[PROBLEMS TO SOLVE]:
**A.** Answer these questions about the vertical order traversal passage below.
(i) What range does the passage give for the number of nodes in the tree?
(ii) What output is listed for Example 2?
(iii) What does the poster name as the first approach?
**B.** Continue the vertical order traversal passage below, starting right after its last line.

Given the root of a binary tree, return the vertical order traversal of its nodes' values. (i.e., from top to bottom, column by column).

If two nodes are in the same row and column, the order should be from left to right.

Example 1:

Input: root = [3,9,20,null,null,15,7]
Output: [[9],[3,15],[20],[7]]

Example 2:

Input: root = [3,9,8,4,0,1,7]
Output: [[4],[9],[3,0,1],[8],[7]]

Example 3:

Input: root = [3,9,8,4,0,1,7,null,null,null,2,5]
Output: [[4],[9,5],[3,0,1],[8,2],[7]]

Constraints:

• The number of nodes in the tree is in the range [0, 100].
• -100 <= Node.val <= 100

My first approach: DFS with hashmap, keeping the tree position row and columns

code:

from collections import defaultdict,deque
# Definition for a binary tree node.
# class TreeNode:
#     def __init__(self, val=0, left=None, right=None):
#         self.val = val
#         self.left = left
#         self.right = right
class Solution:
    def verticalOrder(self, root: Optional[TreeNode]) -> List[List[int]]:
        # DFS implementation
        
        # cover the base case
        
        if not root:
            return []
        
        self.tempDict = defaultdict(list)
        
        self.dfsIterator(root, 0, 0)
        
        # then it is going to have a nested list [[],[],...]
        self.tempDict = dict(sorted(self.tempDict.items()))

[MATERIAL SUPPLIED]:
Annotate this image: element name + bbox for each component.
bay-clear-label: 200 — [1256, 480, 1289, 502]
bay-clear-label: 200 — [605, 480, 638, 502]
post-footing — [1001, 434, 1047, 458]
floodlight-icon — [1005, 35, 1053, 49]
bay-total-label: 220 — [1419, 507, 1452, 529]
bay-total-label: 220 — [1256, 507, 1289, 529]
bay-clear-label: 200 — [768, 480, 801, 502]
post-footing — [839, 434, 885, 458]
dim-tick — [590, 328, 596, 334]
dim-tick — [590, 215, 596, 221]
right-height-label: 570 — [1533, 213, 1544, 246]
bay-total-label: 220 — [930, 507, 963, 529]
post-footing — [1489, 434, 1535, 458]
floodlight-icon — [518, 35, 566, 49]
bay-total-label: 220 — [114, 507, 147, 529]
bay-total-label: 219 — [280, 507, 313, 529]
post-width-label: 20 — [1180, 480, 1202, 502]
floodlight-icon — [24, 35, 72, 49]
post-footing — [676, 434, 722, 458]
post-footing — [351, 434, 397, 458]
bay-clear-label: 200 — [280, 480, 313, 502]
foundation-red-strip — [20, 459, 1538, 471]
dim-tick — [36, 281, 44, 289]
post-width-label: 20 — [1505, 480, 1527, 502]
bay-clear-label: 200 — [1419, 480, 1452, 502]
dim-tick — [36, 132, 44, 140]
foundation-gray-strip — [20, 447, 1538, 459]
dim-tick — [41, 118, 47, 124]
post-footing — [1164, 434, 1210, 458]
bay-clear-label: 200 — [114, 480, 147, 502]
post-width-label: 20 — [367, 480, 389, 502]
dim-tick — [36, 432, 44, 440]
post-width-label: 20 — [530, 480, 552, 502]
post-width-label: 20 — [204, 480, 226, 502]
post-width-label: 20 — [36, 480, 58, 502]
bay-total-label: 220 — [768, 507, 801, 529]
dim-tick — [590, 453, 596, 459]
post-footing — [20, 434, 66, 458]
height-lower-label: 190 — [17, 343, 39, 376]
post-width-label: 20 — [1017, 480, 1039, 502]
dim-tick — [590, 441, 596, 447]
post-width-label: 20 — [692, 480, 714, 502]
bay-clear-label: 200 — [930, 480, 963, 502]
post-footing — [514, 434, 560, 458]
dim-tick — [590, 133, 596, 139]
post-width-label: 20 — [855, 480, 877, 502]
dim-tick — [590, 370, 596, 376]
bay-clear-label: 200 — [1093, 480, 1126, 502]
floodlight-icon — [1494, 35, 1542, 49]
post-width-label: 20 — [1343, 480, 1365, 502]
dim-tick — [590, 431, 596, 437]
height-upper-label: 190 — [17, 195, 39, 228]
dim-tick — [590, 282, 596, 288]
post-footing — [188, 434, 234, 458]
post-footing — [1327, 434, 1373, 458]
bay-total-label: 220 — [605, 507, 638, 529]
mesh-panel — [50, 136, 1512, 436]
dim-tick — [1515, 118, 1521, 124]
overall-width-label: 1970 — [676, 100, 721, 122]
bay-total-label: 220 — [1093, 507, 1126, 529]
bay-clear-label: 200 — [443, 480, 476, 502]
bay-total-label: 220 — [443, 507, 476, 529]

[THE REPLIES]:
**A.**
(i) The number of nodes is in the range [0, 100].
(ii) [[4],[9],[3,0,1],[8],[7]]
(iii) DFS with a hashmap, keeping the tree position's row and columns.

**B.**
ans = []
        
        for k, v in self.tempDict.items():
            ans.append([x[1] for x in sorted(v, key = lambda x: x[0])])
            
        return ans
        
        
    def dfsIterator(self, node, col, row):
        # cover the base case
        if not node:
            return None
        
        if node:
            self.tempDict[col].append((row, node.val))
            self.dfsIterator(node.left, col - 1, row + 1)
            self.dfsIterator(node.right, col + 1, row + 1)
            
    # time complexity: O(N) to iterate through all the nodes, O(NlogN) for using built in sorting function
    # space complexity: O(N) for making list and hashmap
    
    # test case 1: root = [3, 9, 20, null, null, 15, 7]
    # self.tempDict = {} # it goes on to root, which is 3
    # self.tempDict = { 0: [(0, 3)] }
    # recurse to the left with column -1, and at its left, there is 9
    # self.tempDict = { -1: [(1, 9)], 0: [(0,3)]}
    # 9's left or right is all null, so it bounces back due to if clause that covers this case
    # recurse to the right of 3, which is 20
    # self.tempDict = { -1: [(1,9)], 0: [(0, 3)], 1: [(1, 20)]}
    # recurse to 20's left, with col = 0
    # self.tempDict = { -1: [(1, 9)], 0: [(0, 3), (2, 15)], 1: [(1, 20)]}
    # 15 is a leaf node with no left nor right, so it bounces back
    # recurse to 20's right, with col = 2
    # self.tempDict = { -1: [(1, 9)], 0: [(0, 3), (2, 15)], 1: [(1, 20)], 2: [(2, 7)]}
    # 7 is a leaf node with no left nor right, so it bounces back
    # bounce back all the way to 3, and the stored result is on the self.tempDict
    # sort the dictionary with its key value
    # sort the value of the key by the first value (which is row info)
    # return the nested list

Time complexity: O(N)

Space complexity: O(N)

Second approach: BFS level order traversals

from collections import defaultdict,deque
# Definition for a binary tree node.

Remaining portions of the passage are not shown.